● **Aim**
Rewrite these lines with "category-label" swapped for "category-name" throughout, leaving everything else as it is.

********

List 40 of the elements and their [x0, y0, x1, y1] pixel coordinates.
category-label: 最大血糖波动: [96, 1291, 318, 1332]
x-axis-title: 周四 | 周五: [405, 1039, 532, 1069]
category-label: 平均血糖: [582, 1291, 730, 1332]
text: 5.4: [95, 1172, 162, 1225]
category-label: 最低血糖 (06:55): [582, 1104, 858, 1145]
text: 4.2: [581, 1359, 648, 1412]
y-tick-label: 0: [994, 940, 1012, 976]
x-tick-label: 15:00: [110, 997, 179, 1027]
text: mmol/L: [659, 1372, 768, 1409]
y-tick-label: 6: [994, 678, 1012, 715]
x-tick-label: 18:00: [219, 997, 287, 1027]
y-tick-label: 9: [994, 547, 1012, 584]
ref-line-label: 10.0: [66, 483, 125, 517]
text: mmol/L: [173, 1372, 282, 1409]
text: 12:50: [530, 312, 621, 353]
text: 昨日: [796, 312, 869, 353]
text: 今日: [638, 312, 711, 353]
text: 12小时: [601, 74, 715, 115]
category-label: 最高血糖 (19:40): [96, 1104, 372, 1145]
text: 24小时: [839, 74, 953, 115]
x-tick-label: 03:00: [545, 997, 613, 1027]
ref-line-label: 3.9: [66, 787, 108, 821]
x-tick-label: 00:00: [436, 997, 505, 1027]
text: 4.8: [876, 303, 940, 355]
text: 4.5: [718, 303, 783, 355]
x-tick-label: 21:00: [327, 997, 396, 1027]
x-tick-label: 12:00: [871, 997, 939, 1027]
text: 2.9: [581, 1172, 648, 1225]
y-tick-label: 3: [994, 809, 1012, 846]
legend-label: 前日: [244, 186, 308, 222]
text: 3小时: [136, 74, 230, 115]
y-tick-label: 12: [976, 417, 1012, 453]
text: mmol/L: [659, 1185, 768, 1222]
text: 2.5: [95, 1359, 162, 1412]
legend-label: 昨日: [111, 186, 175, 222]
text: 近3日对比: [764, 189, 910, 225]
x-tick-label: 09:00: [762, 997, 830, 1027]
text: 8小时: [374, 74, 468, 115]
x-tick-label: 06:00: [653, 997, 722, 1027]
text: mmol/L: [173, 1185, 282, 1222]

********

● **Exercise result**
List 40 of the elements and their [x0, y0, x1, y1] pixel coordinates.
category-name: 最大血糖波动: [96, 1291, 318, 1332]
x-axis-title: 周四 | 周五: [405, 1039, 532, 1069]
category-name: 平均血糖: [582, 1291, 730, 1332]
text: 5.4: [95, 1172, 162, 1225]
category-name: 最低血糖 (06:55): [582, 1104, 858, 1145]
text: 4.2: [581, 1359, 648, 1412]
y-tick-label: 0: [994, 940, 1012, 976]
x-tick-label: 15:00: [110, 997, 179, 1027]
text: mmol/L: [659, 1372, 768, 1409]
y-tick-label: 6: [994, 678, 1012, 715]
x-tick-label: 18:00: [219, 997, 287, 1027]
y-tick-label: 9: [994, 547, 1012, 584]
ref-line-label: 10.0: [66, 483, 125, 517]
text: mmol/L: [173, 1372, 282, 1409]
text: 12:50: [530, 312, 621, 353]
text: 昨日: [796, 312, 869, 353]
text: 今日: [638, 312, 711, 353]
text: 12小时: [601, 74, 715, 115]
category-name: 最高血糖 (19:40): [96, 1104, 372, 1145]
text: 24小时: [839, 74, 953, 115]
x-tick-label: 03:00: [545, 997, 613, 1027]
ref-line-label: 3.9: [66, 787, 108, 821]
x-tick-label: 00:00: [436, 997, 505, 1027]
text: 4.8: [876, 303, 940, 355]
text: 4.5: [718, 303, 783, 355]
x-tick-label: 21:00: [327, 997, 396, 1027]
x-tick-label: 12:00: [871, 997, 939, 1027]
text: 2.9: [581, 1172, 648, 1225]
y-tick-label: 3: [994, 809, 1012, 846]
legend-label: 前日: [244, 186, 308, 222]
text: 3小时: [136, 74, 230, 115]
y-tick-label: 12: [976, 417, 1012, 453]
text: mmol/L: [659, 1185, 768, 1222]
text: 2.5: [95, 1359, 162, 1412]
legend-label: 昨日: [111, 186, 175, 222]
text: 近3日对比: [764, 189, 910, 225]
x-tick-label: 09:00: [762, 997, 830, 1027]
text: 8小时: [374, 74, 468, 115]
x-tick-label: 06:00: [653, 997, 722, 1027]
text: mmol/L: [173, 1185, 282, 1222]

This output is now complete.